**Orden de trabajo A:**
Responde con datos de la nota sobre la campaña rusa contra Milei:
(i) ¿Cuántos artículos periodísticos pagó «La Compañía» en portales de Argentina?
(ii) ¿Cuántas páginas tiene el informe de inteligencia ruso filtrado?
(iii) ¿En qué mes y año comenzó la maniobra?
**Orden de trabajo B:** Devuelve sin cambios el pasaje de la nota sobre la campaña rusa contra Milei que va desde "Una profunda investigación" hasta "generar tensión geopolítica.", ambos incluidos.

Descubren que Rusia financió una red periodística para desprestigiar a Javier Milei
Un consorcio internacional reveló una campaña masiva de desinformación orquestada por un grupo ruso. Se destinaron miles de dólares para publicar noticias falsas en medios nacionales, atacar la imagen del Presidente y boicotear el apoyo argentino a Ucrania.
Una profunda investigación periodística internacional ha dejado al descubierto una vasta operación de inteligencia y desinformación operada desde Rusia, la cual tuvo como uno de sus blancos principales al gobierno de Javier Milei. Un grupo de tareas ruso, identificado como «La Compañía», orquestó una campaña mediática mediante el pago de más de 250 artículos periodísticos en diversos portales de Argentina con el único fin de esmerilar la figura del mandatario libertario y generar tensión geopolítica.
El hallazgo fue realizado por un consorcio de medios de investigación, entre los que se encuentra el sitio local Filtraleaks, a partir de la filtración de un extenso informe de inteligencia ruso de 1431 páginas. Los documentos exponen cómo la estructura destinó al menos 283 mil dólares para financiar notas y columnas de opinión en 23 medios digitales nacionales. La maniobra comenzó en abril de 2024 y se extendió durante un semestre, coincidiendo con el período de mayor acercamiento diplomático entre la administración de Milei y el gobierno ucraniano de Volodímir Zelenski.

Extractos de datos
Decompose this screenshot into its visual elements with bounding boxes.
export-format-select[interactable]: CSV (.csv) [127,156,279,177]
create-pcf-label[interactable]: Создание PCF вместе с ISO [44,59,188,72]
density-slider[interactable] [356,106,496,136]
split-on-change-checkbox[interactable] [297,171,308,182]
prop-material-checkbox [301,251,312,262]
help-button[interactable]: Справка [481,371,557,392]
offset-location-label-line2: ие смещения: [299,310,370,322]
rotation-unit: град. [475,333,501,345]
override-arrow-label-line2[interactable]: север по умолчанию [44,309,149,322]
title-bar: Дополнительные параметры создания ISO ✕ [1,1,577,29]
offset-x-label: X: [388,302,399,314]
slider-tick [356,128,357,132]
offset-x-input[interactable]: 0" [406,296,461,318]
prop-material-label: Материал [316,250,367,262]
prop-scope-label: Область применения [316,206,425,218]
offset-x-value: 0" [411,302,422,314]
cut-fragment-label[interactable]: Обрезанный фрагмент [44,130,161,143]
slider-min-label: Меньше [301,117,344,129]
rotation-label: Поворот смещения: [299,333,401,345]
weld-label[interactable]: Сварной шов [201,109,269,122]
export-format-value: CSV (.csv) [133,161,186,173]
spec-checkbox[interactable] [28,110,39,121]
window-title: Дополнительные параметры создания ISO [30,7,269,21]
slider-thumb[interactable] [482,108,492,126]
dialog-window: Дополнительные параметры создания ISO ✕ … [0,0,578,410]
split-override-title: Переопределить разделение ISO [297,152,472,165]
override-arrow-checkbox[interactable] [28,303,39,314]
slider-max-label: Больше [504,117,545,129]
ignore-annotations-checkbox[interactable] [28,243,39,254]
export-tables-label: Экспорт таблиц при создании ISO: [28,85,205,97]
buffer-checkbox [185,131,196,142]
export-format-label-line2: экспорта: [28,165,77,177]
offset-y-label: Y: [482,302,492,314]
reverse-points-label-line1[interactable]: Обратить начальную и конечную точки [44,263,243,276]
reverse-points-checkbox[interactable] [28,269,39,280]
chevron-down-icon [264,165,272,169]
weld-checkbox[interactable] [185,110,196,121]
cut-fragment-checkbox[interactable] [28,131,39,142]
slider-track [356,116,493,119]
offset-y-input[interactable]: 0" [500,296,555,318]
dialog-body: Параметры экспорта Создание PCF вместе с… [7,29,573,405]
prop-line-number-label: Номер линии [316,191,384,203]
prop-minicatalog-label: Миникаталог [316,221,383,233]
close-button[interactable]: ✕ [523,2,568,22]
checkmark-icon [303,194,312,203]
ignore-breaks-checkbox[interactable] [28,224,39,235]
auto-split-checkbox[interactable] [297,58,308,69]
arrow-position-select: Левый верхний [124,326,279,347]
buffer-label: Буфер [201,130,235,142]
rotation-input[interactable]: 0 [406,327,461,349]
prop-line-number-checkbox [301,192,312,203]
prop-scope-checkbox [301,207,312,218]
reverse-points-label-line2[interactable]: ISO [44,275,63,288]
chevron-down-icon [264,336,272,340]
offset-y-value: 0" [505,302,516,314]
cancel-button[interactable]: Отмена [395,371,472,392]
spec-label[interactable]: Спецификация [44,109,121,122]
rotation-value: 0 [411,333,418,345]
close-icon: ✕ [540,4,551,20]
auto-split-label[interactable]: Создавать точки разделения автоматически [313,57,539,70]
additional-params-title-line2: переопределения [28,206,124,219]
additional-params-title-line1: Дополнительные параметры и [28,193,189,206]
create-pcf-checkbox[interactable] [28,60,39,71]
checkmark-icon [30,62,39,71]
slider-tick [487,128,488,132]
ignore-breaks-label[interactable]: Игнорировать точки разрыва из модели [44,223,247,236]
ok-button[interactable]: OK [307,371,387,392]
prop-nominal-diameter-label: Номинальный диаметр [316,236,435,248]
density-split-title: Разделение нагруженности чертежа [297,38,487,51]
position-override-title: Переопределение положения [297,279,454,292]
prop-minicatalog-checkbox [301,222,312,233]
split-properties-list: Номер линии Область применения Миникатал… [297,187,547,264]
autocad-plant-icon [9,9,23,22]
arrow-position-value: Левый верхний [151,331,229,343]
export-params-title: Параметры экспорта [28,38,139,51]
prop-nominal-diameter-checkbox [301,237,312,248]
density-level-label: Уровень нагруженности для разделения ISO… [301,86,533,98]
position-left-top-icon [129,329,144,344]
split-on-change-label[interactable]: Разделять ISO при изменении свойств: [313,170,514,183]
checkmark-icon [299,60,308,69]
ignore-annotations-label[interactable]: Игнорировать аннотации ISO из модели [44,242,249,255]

**Respuesta A:**
(i) Más de 250.
(ii) 1431 páginas.
(iii) Abril de 2024.

**Respuesta B:**
Una profunda investigación periodística internacional ha dejado al descubierto una vasta operación de inteligencia y desinformación operada desde Rusia, la cual tuvo como uno de sus blancos principales al gobierno de Javier Milei. Un grupo de tareas ruso, identificado como «La Compañía», orquestó una campaña mediática mediante el pago de más de 250 artículos periodísticos en diversos portales de Argentina con el único fin de esmerilar la figura del mandatario libertario y generar tensión geopolítica.